** start **
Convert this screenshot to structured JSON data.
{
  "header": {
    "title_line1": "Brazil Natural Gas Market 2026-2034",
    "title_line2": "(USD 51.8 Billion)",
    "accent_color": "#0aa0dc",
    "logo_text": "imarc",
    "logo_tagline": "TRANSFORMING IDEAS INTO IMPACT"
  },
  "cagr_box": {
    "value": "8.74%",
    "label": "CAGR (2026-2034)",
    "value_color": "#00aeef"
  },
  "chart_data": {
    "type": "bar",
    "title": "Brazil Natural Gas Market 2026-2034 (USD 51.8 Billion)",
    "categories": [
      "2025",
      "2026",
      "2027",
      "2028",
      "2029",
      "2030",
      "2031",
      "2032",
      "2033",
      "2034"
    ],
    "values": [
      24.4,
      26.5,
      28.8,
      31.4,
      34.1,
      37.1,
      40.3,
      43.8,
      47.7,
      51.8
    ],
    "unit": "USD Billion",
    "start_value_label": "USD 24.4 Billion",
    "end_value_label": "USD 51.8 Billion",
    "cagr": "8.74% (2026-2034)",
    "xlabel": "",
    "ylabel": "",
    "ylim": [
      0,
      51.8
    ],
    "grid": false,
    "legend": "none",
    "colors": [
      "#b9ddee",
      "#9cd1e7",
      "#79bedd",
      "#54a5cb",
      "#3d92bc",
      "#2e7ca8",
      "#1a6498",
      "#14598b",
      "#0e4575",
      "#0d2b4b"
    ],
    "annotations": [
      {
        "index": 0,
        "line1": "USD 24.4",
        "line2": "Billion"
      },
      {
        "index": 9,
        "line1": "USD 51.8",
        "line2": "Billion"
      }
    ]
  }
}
** end **
PROBLEM DESCRIPTION :: Identify and extract each line of the listing that contains "Billion".

WRITTEN SOLUTION ::
    "title_line2": "(USD 51.8 Billion)",
    "title": "Brazil Natural Gas Market 2026-2034 (USD 51.8 Billion)",
    "unit": "USD Billion",
    "start_value_label": "USD 24.4 Billion",
    "end_value_label": "USD 51.8 Billion",
        "line2": "Billion"
        "line2": "Billion"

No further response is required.